Drop every picture, then transcribe the remaining data exactly.

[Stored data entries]
⁂
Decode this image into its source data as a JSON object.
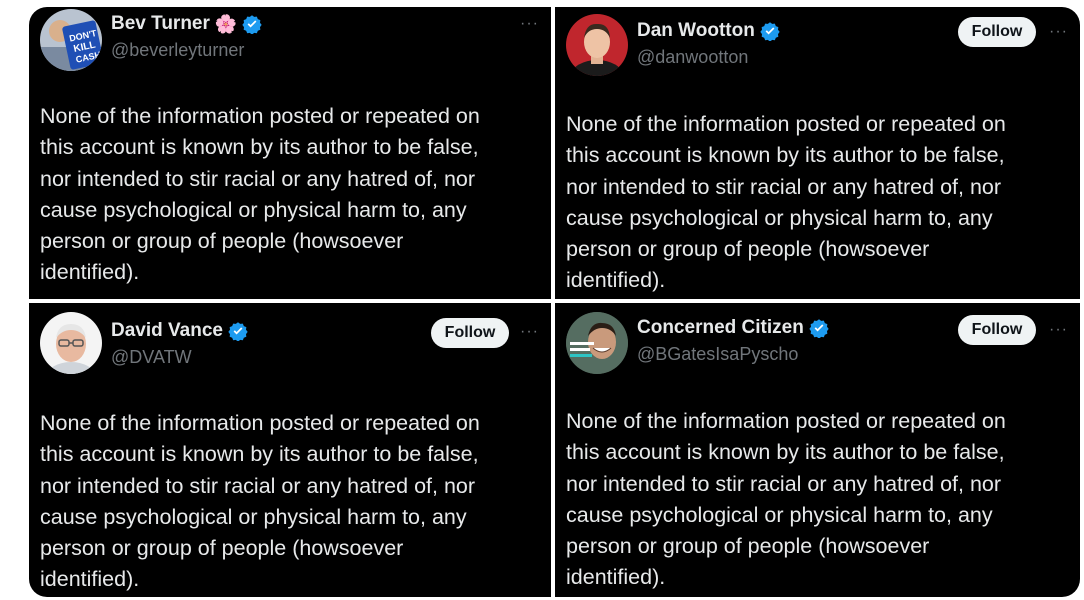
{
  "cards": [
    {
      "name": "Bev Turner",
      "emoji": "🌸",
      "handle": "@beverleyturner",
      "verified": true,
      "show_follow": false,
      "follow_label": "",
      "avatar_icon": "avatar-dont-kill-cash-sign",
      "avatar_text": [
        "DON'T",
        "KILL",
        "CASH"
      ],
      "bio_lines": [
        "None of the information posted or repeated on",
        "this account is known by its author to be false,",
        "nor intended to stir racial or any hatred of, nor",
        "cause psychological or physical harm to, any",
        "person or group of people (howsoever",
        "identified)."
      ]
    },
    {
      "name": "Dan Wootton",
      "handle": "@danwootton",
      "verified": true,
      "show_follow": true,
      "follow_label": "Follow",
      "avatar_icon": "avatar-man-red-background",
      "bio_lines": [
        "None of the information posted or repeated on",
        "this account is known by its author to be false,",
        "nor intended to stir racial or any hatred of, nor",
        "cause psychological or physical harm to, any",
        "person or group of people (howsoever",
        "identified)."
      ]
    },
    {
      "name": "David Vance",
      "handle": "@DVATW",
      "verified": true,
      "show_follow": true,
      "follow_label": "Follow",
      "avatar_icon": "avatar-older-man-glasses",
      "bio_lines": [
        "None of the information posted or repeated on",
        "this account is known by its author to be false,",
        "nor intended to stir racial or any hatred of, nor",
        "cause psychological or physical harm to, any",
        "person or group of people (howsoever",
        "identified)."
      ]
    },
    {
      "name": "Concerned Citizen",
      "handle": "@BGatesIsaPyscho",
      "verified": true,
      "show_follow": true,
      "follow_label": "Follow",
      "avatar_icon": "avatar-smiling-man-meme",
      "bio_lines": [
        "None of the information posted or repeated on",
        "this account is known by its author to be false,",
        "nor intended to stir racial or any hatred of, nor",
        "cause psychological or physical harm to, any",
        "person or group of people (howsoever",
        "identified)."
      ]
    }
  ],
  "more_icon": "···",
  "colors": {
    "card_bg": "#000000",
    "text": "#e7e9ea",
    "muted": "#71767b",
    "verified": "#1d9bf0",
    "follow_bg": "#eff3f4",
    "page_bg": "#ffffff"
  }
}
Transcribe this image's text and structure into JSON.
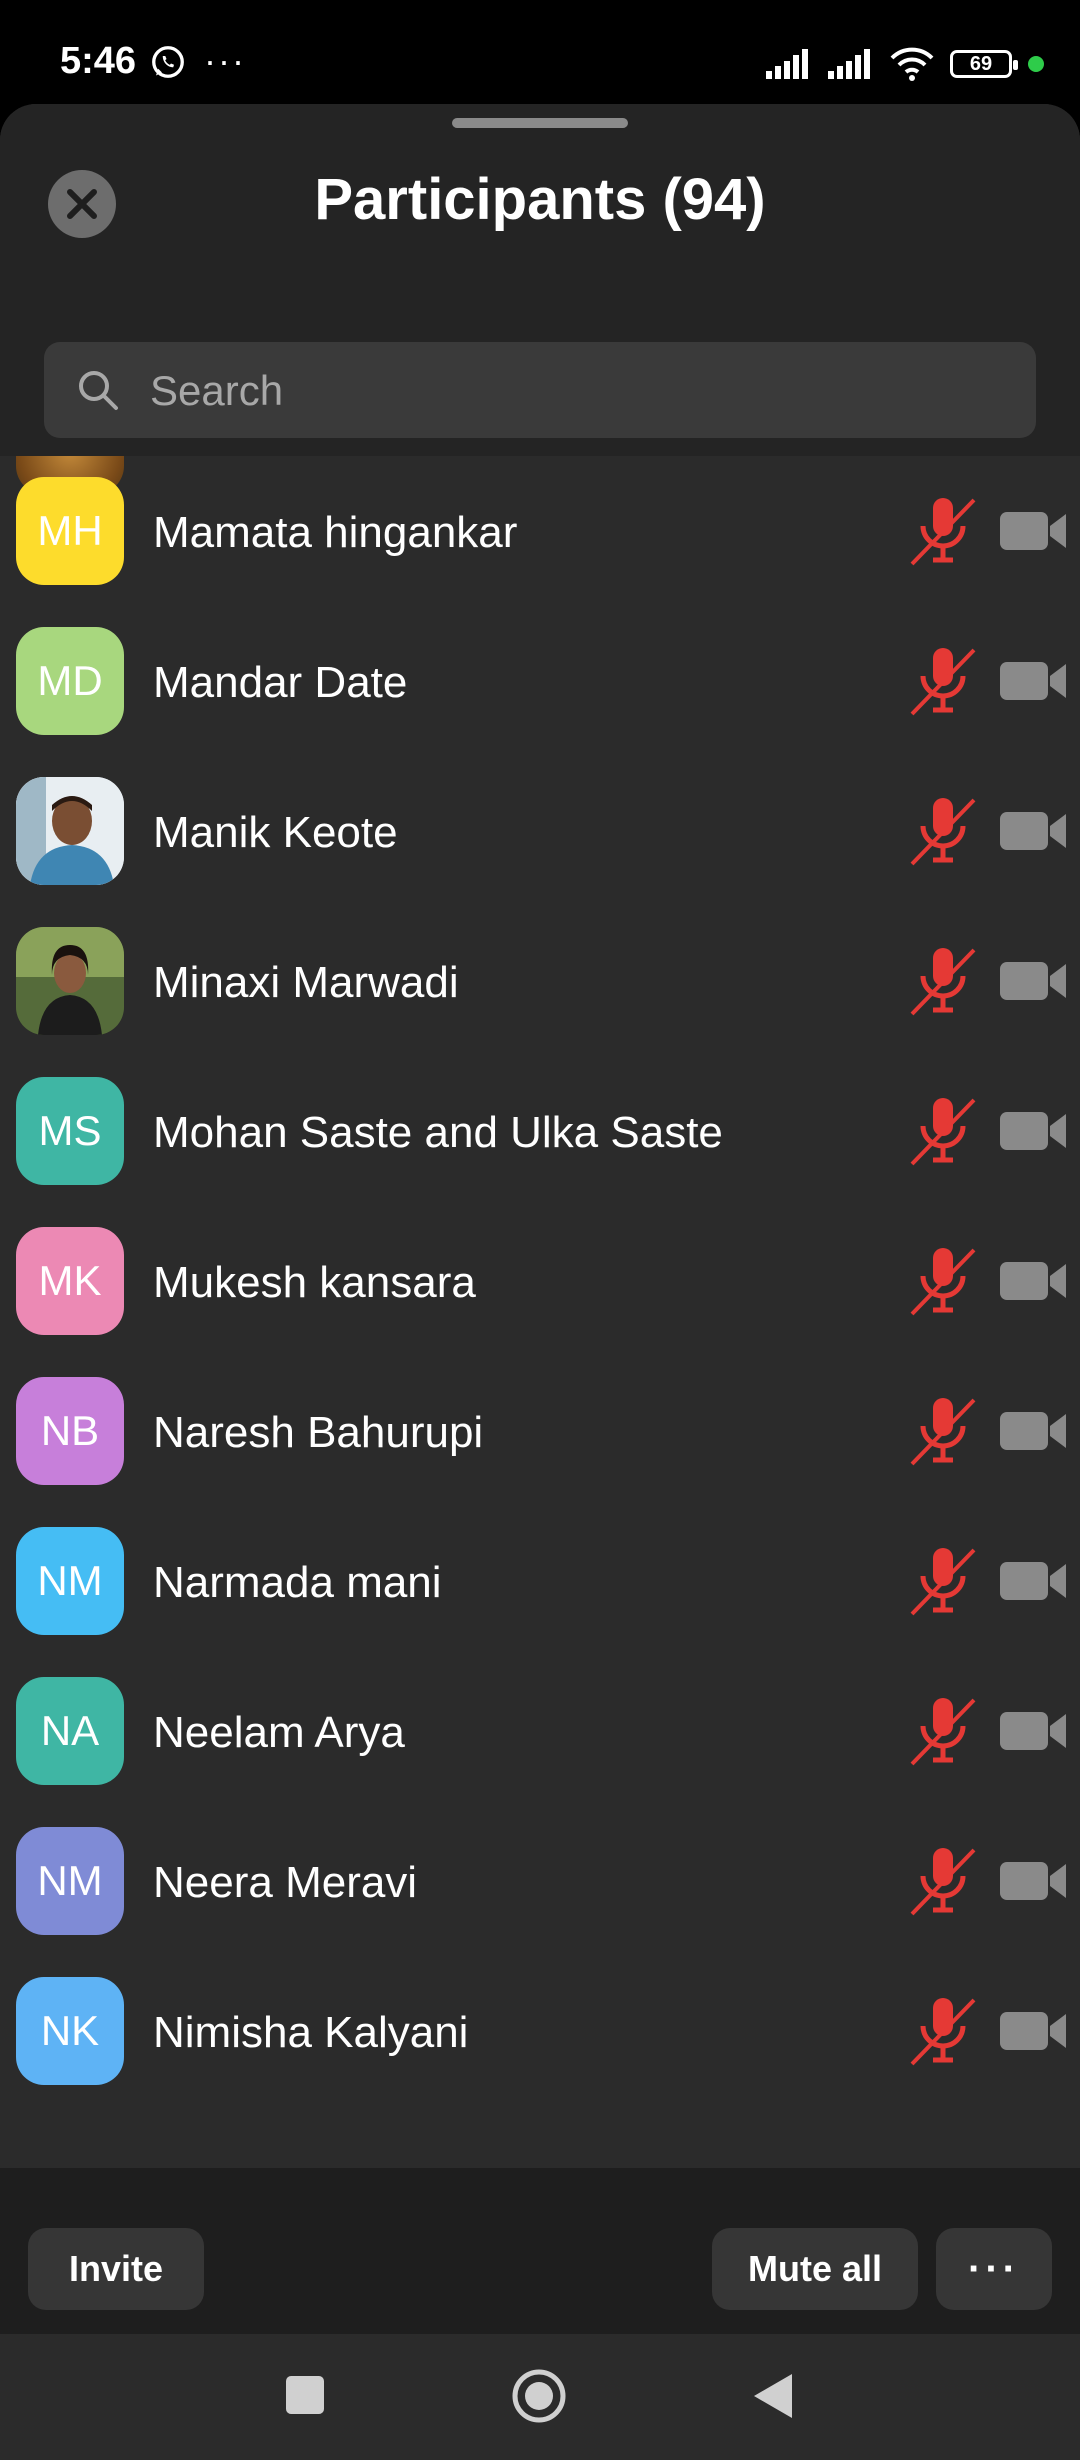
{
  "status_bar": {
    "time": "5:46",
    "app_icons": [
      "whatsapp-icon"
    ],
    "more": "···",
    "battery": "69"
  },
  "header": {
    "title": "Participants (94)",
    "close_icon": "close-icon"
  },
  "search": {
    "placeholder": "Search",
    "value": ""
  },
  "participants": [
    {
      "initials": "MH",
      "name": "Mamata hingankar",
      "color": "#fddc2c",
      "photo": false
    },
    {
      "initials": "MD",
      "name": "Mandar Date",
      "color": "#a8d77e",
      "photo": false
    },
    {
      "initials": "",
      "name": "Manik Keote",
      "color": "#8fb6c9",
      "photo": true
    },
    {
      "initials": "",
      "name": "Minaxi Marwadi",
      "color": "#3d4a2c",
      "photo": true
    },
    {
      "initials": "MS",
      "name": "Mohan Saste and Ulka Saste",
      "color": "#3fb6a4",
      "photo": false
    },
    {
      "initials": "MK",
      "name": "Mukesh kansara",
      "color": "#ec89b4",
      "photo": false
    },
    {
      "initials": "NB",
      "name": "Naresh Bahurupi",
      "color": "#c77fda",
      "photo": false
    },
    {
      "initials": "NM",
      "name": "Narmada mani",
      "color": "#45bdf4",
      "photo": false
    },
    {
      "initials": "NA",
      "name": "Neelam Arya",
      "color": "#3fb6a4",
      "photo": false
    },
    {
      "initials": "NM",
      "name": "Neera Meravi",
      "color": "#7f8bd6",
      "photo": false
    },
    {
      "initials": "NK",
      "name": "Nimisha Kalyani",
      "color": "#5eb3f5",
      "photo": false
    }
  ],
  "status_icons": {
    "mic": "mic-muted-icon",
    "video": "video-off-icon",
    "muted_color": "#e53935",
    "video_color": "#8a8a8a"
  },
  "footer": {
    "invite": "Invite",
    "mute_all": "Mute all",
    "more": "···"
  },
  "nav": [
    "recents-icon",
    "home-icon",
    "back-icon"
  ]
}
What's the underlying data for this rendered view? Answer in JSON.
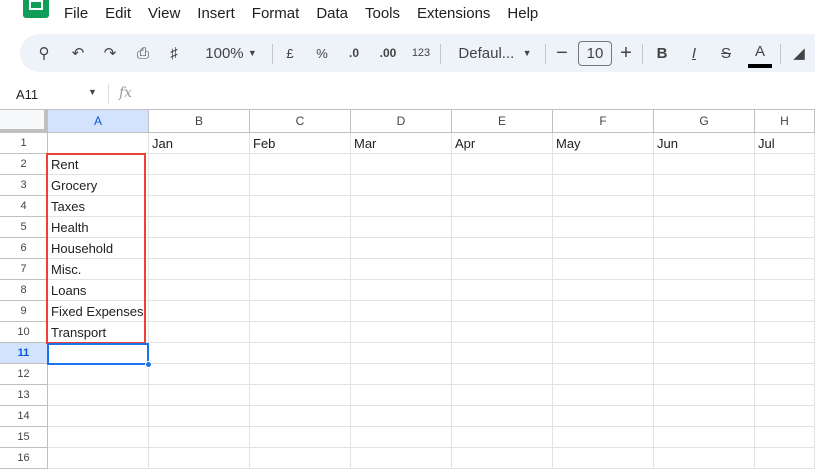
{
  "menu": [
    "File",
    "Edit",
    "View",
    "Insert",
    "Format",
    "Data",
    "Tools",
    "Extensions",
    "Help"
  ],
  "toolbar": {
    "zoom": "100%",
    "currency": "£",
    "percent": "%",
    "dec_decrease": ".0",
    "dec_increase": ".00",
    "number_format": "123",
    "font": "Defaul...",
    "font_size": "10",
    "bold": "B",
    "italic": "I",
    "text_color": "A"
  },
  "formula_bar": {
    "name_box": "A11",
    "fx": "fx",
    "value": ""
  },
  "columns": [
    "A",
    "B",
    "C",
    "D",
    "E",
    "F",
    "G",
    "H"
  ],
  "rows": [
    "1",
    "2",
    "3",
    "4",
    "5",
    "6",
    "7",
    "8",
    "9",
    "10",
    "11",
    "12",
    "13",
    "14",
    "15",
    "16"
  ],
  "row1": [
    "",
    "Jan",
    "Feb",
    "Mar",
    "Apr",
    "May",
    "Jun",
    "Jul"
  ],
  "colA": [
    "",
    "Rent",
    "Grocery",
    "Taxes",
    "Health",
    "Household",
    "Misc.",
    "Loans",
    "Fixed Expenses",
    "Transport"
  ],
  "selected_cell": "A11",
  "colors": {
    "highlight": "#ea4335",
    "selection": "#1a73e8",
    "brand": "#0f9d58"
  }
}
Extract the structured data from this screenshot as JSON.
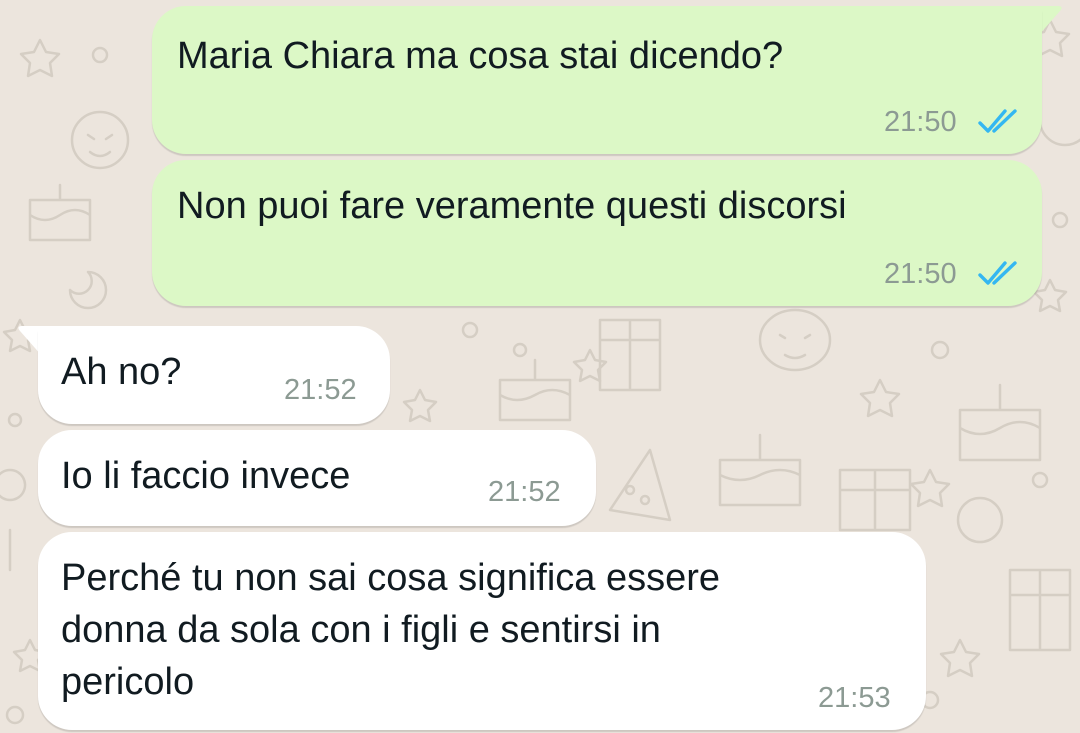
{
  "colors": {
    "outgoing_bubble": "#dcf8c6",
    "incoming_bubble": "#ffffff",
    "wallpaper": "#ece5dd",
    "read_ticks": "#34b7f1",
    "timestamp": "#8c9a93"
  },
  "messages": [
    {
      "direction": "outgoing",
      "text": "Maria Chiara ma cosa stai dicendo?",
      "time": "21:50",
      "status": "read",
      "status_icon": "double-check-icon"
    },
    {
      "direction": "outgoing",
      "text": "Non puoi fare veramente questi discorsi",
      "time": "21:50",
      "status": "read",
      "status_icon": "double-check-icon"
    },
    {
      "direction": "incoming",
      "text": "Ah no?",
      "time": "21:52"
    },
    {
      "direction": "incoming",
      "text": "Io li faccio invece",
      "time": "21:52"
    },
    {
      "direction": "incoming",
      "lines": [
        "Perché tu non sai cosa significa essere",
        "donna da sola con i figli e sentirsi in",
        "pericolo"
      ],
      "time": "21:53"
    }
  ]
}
⁂
◆ RESULT OF THIS EXERCISE:
Decode this image into its source data as a JSON object.
{
  "cards": [
    {
      "name": "Bev Turner",
      "emoji": "🌸",
      "handle": "@beverleyturner",
      "verified": true,
      "show_follow": false,
      "follow_label": "",
      "avatar_icon": "avatar-dont-kill-cash-sign",
      "avatar_text": [
        "DON'T",
        "KILL",
        "CASH"
      ],
      "bio_lines": [
        "None of the information posted or repeated on",
        "this account is known by its author to be false,",
        "nor intended to stir racial or any hatred of, nor",
        "cause psychological or physical harm to, any",
        "person or group of people (howsoever",
        "identified)."
      ]
    },
    {
      "name": "Dan Wootton",
      "handle": "@danwootton",
      "verified": true,
      "show_follow": true,
      "follow_label": "Follow",
      "avatar_icon": "avatar-man-red-background",
      "bio_lines": [
        "None of the information posted or repeated on",
        "this account is known by its author to be false,",
        "nor intended to stir racial or any hatred of, nor",
        "cause psychological or physical harm to, any",
        "person or group of people (howsoever",
        "identified)."
      ]
    },
    {
      "name": "David Vance",
      "handle": "@DVATW",
      "verified": true,
      "show_follow": true,
      "follow_label": "Follow",
      "avatar_icon": "avatar-older-man-glasses",
      "bio_lines": [
        "None of the information posted or repeated on",
        "this account is known by its author to be false,",
        "nor intended to stir racial or any hatred of, nor",
        "cause psychological or physical harm to, any",
        "person or group of people (howsoever",
        "identified)."
      ]
    },
    {
      "name": "Concerned Citizen",
      "handle": "@BGatesIsaPyscho",
      "verified": true,
      "show_follow": true,
      "follow_label": "Follow",
      "avatar_icon": "avatar-smiling-man-meme",
      "bio_lines": [
        "None of the information posted or repeated on",
        "this account is known by its author to be false,",
        "nor intended to stir racial or any hatred of, nor",
        "cause psychological or physical harm to, any",
        "person or group of people (howsoever",
        "identified)."
      ]
    }
  ],
  "more_icon": "···",
  "colors": {
    "card_bg": "#000000",
    "text": "#e7e9ea",
    "muted": "#71767b",
    "verified": "#1d9bf0",
    "follow_bg": "#eff3f4",
    "page_bg": "#ffffff"
  }
}
Transcribe this image's text and structure into JSON.
{
  "status_bar": {
    "time": "5:46",
    "app_icons": [
      "whatsapp-icon"
    ],
    "more": "···",
    "battery": "69"
  },
  "header": {
    "title": "Participants (94)",
    "close_icon": "close-icon"
  },
  "search": {
    "placeholder": "Search",
    "value": ""
  },
  "participants": [
    {
      "initials": "MH",
      "name": "Mamata hingankar",
      "color": "#fddc2c",
      "photo": false
    },
    {
      "initials": "MD",
      "name": "Mandar Date",
      "color": "#a8d77e",
      "photo": false
    },
    {
      "initials": "",
      "name": "Manik Keote",
      "color": "#8fb6c9",
      "photo": true
    },
    {
      "initials": "",
      "name": "Minaxi Marwadi",
      "color": "#3d4a2c",
      "photo": true
    },
    {
      "initials": "MS",
      "name": "Mohan Saste and Ulka Saste",
      "color": "#3fb6a4",
      "photo": false
    },
    {
      "initials": "MK",
      "name": "Mukesh kansara",
      "color": "#ec89b4",
      "photo": false
    },
    {
      "initials": "NB",
      "name": "Naresh Bahurupi",
      "color": "#c77fda",
      "photo": false
    },
    {
      "initials": "NM",
      "name": "Narmada mani",
      "color": "#45bdf4",
      "photo": false
    },
    {
      "initials": "NA",
      "name": "Neelam Arya",
      "color": "#3fb6a4",
      "photo": false
    },
    {
      "initials": "NM",
      "name": "Neera Meravi",
      "color": "#7f8bd6",
      "photo": false
    },
    {
      "initials": "NK",
      "name": "Nimisha Kalyani",
      "color": "#5eb3f5",
      "photo": false
    }
  ],
  "status_icons": {
    "mic": "mic-muted-icon",
    "video": "video-off-icon",
    "muted_color": "#e53935",
    "video_color": "#8a8a8a"
  },
  "footer": {
    "invite": "Invite",
    "mute_all": "Mute all",
    "more": "···"
  },
  "nav": [
    "recents-icon",
    "home-icon",
    "back-icon"
  ]
}
What's the underlying data for this rendered view? Answer in JSON.
{
  "menu": [
    "File",
    "Edit",
    "View",
    "Insert",
    "Format",
    "Data",
    "Tools",
    "Extensions",
    "Help"
  ],
  "toolbar": {
    "zoom": "100%",
    "currency": "£",
    "percent": "%",
    "dec_decrease": ".0",
    "dec_increase": ".00",
    "number_format": "123",
    "font": "Defaul...",
    "font_size": "10",
    "bold": "B",
    "italic": "I",
    "text_color": "A"
  },
  "formula_bar": {
    "name_box": "A11",
    "fx": "fx",
    "value": ""
  },
  "columns": [
    "A",
    "B",
    "C",
    "D",
    "E",
    "F",
    "G",
    "H"
  ],
  "rows": [
    "1",
    "2",
    "3",
    "4",
    "5",
    "6",
    "7",
    "8",
    "9",
    "10",
    "11",
    "12",
    "13",
    "14",
    "15",
    "16"
  ],
  "row1": [
    "",
    "Jan",
    "Feb",
    "Mar",
    "Apr",
    "May",
    "Jun",
    "Jul"
  ],
  "colA": [
    "",
    "Rent",
    "Grocery",
    "Taxes",
    "Health",
    "Household",
    "Misc.",
    "Loans",
    "Fixed Expenses",
    "Transport"
  ],
  "selected_cell": "A11",
  "colors": {
    "highlight": "#ea4335",
    "selection": "#1a73e8",
    "brand": "#0f9d58"
  }
}
Extract the structured data from this screenshot as JSON.
{
  "colors": {
    "outgoing_bubble": "#dcf8c6",
    "incoming_bubble": "#ffffff",
    "wallpaper": "#ece5dd",
    "read_ticks": "#34b7f1",
    "timestamp": "#8c9a93"
  },
  "messages": [
    {
      "direction": "outgoing",
      "text": "Maria Chiara ma cosa stai dicendo?",
      "time": "21:50",
      "status": "read",
      "status_icon": "double-check-icon"
    },
    {
      "direction": "outgoing",
      "text": "Non puoi fare veramente questi discorsi",
      "time": "21:50",
      "status": "read",
      "status_icon": "double-check-icon"
    },
    {
      "direction": "incoming",
      "text": "Ah no?",
      "time": "21:52"
    },
    {
      "direction": "incoming",
      "text": "Io li faccio invece",
      "time": "21:52"
    },
    {
      "direction": "incoming",
      "lines": [
        "Perché tu non sai cosa significa essere",
        "donna da sola con i figli e sentirsi in",
        "pericolo"
      ],
      "time": "21:53"
    }
  ]
}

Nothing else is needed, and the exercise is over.